┌──

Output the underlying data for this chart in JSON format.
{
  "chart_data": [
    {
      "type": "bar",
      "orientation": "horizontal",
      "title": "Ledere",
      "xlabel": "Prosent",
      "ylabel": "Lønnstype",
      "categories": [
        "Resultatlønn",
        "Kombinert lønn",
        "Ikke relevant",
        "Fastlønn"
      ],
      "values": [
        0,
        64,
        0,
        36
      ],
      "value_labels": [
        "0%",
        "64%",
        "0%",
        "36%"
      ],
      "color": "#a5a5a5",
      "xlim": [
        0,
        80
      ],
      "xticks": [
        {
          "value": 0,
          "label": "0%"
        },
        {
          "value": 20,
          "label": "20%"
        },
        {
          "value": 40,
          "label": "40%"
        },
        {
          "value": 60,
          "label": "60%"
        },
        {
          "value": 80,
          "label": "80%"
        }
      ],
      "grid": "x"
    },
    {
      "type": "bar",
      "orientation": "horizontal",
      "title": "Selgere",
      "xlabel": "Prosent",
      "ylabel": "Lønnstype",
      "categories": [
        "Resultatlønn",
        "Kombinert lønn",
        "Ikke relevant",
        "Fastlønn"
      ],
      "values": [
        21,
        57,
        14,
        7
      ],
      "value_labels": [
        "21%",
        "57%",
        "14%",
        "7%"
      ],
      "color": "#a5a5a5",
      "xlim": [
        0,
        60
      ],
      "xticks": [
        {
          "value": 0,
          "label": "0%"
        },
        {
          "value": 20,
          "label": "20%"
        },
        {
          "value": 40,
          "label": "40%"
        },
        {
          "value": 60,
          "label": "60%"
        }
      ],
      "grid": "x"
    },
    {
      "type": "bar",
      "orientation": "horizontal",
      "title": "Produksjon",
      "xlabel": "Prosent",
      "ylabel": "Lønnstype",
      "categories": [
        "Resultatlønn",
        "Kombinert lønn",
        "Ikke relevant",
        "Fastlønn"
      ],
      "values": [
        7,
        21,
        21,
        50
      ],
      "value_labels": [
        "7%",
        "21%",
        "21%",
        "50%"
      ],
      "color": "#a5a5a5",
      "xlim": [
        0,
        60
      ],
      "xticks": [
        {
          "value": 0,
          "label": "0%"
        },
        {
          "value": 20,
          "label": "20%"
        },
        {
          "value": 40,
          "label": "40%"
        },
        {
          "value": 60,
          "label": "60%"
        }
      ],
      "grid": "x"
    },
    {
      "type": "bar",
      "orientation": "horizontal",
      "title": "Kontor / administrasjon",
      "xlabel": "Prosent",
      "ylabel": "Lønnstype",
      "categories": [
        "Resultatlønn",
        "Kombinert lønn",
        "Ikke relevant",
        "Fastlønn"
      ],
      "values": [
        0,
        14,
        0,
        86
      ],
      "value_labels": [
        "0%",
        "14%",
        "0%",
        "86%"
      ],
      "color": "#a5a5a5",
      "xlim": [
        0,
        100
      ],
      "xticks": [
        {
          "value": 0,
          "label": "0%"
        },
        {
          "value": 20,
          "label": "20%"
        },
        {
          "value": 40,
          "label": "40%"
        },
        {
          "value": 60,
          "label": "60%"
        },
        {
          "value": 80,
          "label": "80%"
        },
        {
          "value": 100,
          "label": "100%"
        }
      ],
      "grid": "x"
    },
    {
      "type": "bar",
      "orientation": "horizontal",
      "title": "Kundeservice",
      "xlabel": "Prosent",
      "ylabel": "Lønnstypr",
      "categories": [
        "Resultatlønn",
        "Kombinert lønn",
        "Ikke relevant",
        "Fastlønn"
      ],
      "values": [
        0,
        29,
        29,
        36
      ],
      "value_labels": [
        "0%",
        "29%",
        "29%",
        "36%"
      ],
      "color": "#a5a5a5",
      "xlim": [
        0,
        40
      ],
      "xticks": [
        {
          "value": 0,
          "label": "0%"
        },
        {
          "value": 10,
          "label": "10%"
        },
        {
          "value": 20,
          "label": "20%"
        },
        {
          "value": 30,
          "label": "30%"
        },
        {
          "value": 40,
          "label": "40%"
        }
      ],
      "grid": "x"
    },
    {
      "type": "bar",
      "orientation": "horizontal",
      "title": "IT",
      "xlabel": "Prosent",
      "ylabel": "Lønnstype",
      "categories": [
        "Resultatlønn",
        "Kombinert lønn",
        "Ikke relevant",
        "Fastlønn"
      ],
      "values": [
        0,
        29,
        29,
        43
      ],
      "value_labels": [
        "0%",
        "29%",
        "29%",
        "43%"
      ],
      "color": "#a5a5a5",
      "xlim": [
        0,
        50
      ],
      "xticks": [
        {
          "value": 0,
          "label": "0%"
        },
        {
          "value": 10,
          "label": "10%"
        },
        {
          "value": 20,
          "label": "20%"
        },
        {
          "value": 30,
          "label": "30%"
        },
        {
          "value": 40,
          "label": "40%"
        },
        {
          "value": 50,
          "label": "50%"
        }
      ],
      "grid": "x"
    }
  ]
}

└──

■ GOAL
All the entries above need to be reproduced exactly.

■ TASK ANSWER
Output the underlying data for this chart in JSON format.
{
  "chart_data": [
    {
      "type": "bar",
      "orientation": "horizontal",
      "title": "Ledere",
      "xlabel": "Prosent",
      "ylabel": "Lønnstype",
      "categories": [
        "Resultatlønn",
        "Kombinert lønn",
        "Ikke relevant",
        "Fastlønn"
      ],
      "values": [
        0,
        64,
        0,
        36
      ],
      "value_labels": [
        "0%",
        "64%",
        "0%",
        "36%"
      ],
      "color": "#a5a5a5",
      "xlim": [
        0,
        80
      ],
      "xticks": [
        {
          "value": 0,
          "label": "0%"
        },
        {
          "value": 20,
          "label": "20%"
        },
        {
          "value": 40,
          "label": "40%"
        },
        {
          "value": 60,
          "label": "60%"
        },
        {
          "value": 80,
          "label": "80%"
        }
      ],
      "grid": "x"
    },
    {
      "type": "bar",
      "orientation": "horizontal",
      "title": "Selgere",
      "xlabel": "Prosent",
      "ylabel": "Lønnstype",
      "categories": [
        "Resultatlønn",
        "Kombinert lønn",
        "Ikke relevant",
        "Fastlønn"
      ],
      "values": [
        21,
        57,
        14,
        7
      ],
      "value_labels": [
        "21%",
        "57%",
        "14%",
        "7%"
      ],
      "color": "#a5a5a5",
      "xlim": [
        0,
        60
      ],
      "xticks": [
        {
          "value": 0,
          "label": "0%"
        },
        {
          "value": 20,
          "label": "20%"
        },
        {
          "value": 40,
          "label": "40%"
        },
        {
          "value": 60,
          "label": "60%"
        }
      ],
      "grid": "x"
    },
    {
      "type": "bar",
      "orientation": "horizontal",
      "title": "Produksjon",
      "xlabel": "Prosent",
      "ylabel": "Lønnstype",
      "categories": [
        "Resultatlønn",
        "Kombinert lønn",
        "Ikke relevant",
        "Fastlønn"
      ],
      "values": [
        7,
        21,
        21,
        50
      ],
      "value_labels": [
        "7%",
        "21%",
        "21%",
        "50%"
      ],
      "color": "#a5a5a5",
      "xlim": [
        0,
        60
      ],
      "xticks": [
        {
          "value": 0,
          "label": "0%"
        },
        {
          "value": 20,
          "label": "20%"
        },
        {
          "value": 40,
          "label": "40%"
        },
        {
          "value": 60,
          "label": "60%"
        }
      ],
      "grid": "x"
    },
    {
      "type": "bar",
      "orientation": "horizontal",
      "title": "Kontor / administrasjon",
      "xlabel": "Prosent",
      "ylabel": "Lønnstype",
      "categories": [
        "Resultatlønn",
        "Kombinert lønn",
        "Ikke relevant",
        "Fastlønn"
      ],
      "values": [
        0,
        14,
        0,
        86
      ],
      "value_labels": [
        "0%",
        "14%",
        "0%",
        "86%"
      ],
      "color": "#a5a5a5",
      "xlim": [
        0,
        100
      ],
      "xticks": [
        {
          "value": 0,
          "label": "0%"
        },
        {
          "value": 20,
          "label": "20%"
        },
        {
          "value": 40,
          "label": "40%"
        },
        {
          "value": 60,
          "label": "60%"
        },
        {
          "value": 80,
          "label": "80%"
        },
        {
          "value": 100,
          "label": "100%"
        }
      ],
      "grid": "x"
    },
    {
      "type": "bar",
      "orientation": "horizontal",
      "title": "Kundeservice",
      "xlabel": "Prosent",
      "ylabel": "Lønnstypr",
      "categories": [
        "Resultatlønn",
        "Kombinert lønn",
        "Ikke relevant",
        "Fastlønn"
      ],
      "values": [
        0,
        29,
        29,
        36
      ],
      "value_labels": [
        "0%",
        "29%",
        "29%",
        "36%"
      ],
      "color": "#a5a5a5",
      "xlim": [
        0,
        40
      ],
      "xticks": [
        {
          "value": 0,
          "label": "0%"
        },
        {
          "value": 10,
          "label": "10%"
        },
        {
          "value": 20,
          "label": "20%"
        },
        {
          "value": 30,
          "label": "30%"
        },
        {
          "value": 40,
          "label": "40%"
        }
      ],
      "grid": "x"
    },
    {
      "type": "bar",
      "orientation": "horizontal",
      "title": "IT",
      "xlabel": "Prosent",
      "ylabel": "Lønnstype",
      "categories": [
        "Resultatlønn",
        "Kombinert lønn",
        "Ikke relevant",
        "Fastlønn"
      ],
      "values": [
        0,
        29,
        29,
        43
      ],
      "value_labels": [
        "0%",
        "29%",
        "29%",
        "43%"
      ],
      "color": "#a5a5a5",
      "xlim": [
        0,
        50
      ],
      "xticks": [
        {
          "value": 0,
          "label": "0%"
        },
        {
          "value": 10,
          "label": "10%"
        },
        {
          "value": 20,
          "label": "20%"
        },
        {
          "value": 30,
          "label": "30%"
        },
        {
          "value": 40,
          "label": "40%"
        },
        {
          "value": 50,
          "label": "50%"
        }
      ],
      "grid": "x"
    }
  ]
}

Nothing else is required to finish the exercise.